Entries taken from a collection
■ ■ ■

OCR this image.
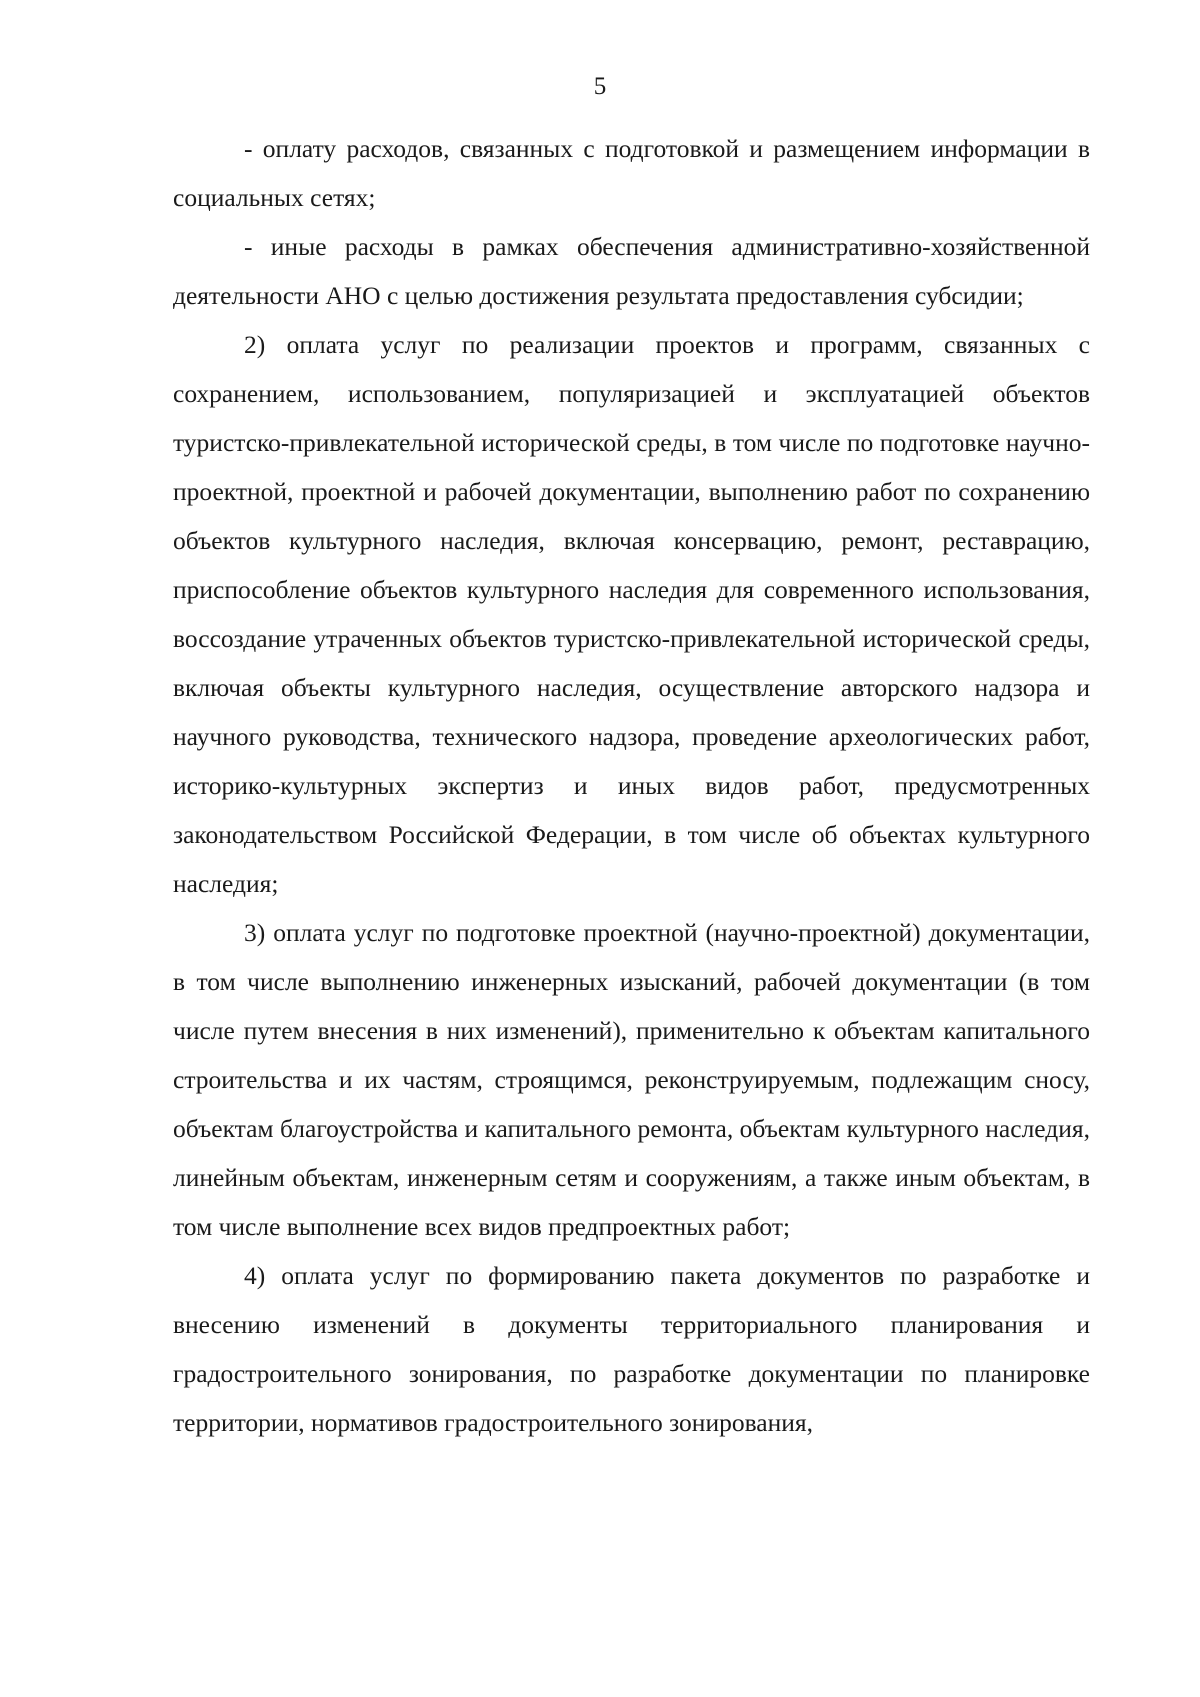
5

- оплату расходов, связанных с подготовкой и размещением информации в социальных сетях;

- иные расходы в рамках обеспечения административно-хозяйственной деятельности АНО с целью достижения результата предоставления субсидии;

2) оплата услуг по реализации проектов и программ, связанных с сохранением, использованием, популяризацией и эксплуатацией объектов туристско-привлекательной исторической среды, в том числе по подготовке научно-проектной, проектной и рабочей документации, выполнению работ по сохранению объектов культурного наследия, включая консервацию, ремонт, реставрацию, приспособление объектов культурного наследия для современного использования, воссоздание утраченных объектов туристско-привлекательной исторической среды, включая объекты культурного наследия, осуществление авторского надзора и научного руководства, технического надзора, проведение археологических работ, историко-культурных экспертиз и иных видов работ, предусмотренных законодательством Российской Федерации, в том числе об объектах культурного наследия;

3) оплата услуг по подготовке проектной (научно-проектной) документации, в том числе выполнению инженерных изысканий, рабочей документации (в том числе путем внесения в них изменений), применительно к объектам капитального строительства и их частям, строящимся, реконструируемым, подлежащим сносу, объектам благоустройства и капитального ремонта, объектам культурного наследия, линейным объектам, инженерным сетям и сооружениям, а также иным объектам, в том числе выполнение всех видов предпроектных работ;

4) оплата услуг по формированию пакета документов по разработке и внесению изменений в документы территориального планирования и градостроительного зонирования, по разработке документации по планировке территории, нормативов градостроительного зонирования,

■ ■ ■

- [To be done]
Working from the lines above, reproduce the material exactly and exclude its pictures.

- [Solution]
OCR this image.
5

- оплату расходов, связанных с подготовкой и размещением информации в социальных сетях;

- иные расходы в рамках обеспечения административно-хозяйственной деятельности АНО с целью достижения результата предоставления субсидии;

2) оплата услуг по реализации проектов и программ, связанных с сохранением, использованием, популяризацией и эксплуатацией объектов туристско-привлекательной исторической среды, в том числе по подготовке научно-проектной, проектной и рабочей документации, выполнению работ по сохранению объектов культурного наследия, включая консервацию, ремонт, реставрацию, приспособление объектов культурного наследия для современного использования, воссоздание утраченных объектов туристско-привлекательной исторической среды, включая объекты культурного наследия, осуществление авторского надзора и научного руководства, технического надзора, проведение археологических работ, историко-культурных экспертиз и иных видов работ, предусмотренных законодательством Российской Федерации, в том числе об объектах культурного наследия;

3) оплата услуг по подготовке проектной (научно-проектной) документации, в том числе выполнению инженерных изысканий, рабочей документации (в том числе путем внесения в них изменений), применительно к объектам капитального строительства и их частям, строящимся, реконструируемым, подлежащим сносу, объектам благоустройства и капитального ремонта, объектам культурного наследия, линейным объектам, инженерным сетям и сооружениям, а также иным объектам, в том числе выполнение всех видов предпроектных работ;

4) оплата услуг по формированию пакета документов по разработке и внесению изменений в документы территориального планирования и градостроительного зонирования, по разработке документации по планировке территории, нормативов градостроительного зонирования,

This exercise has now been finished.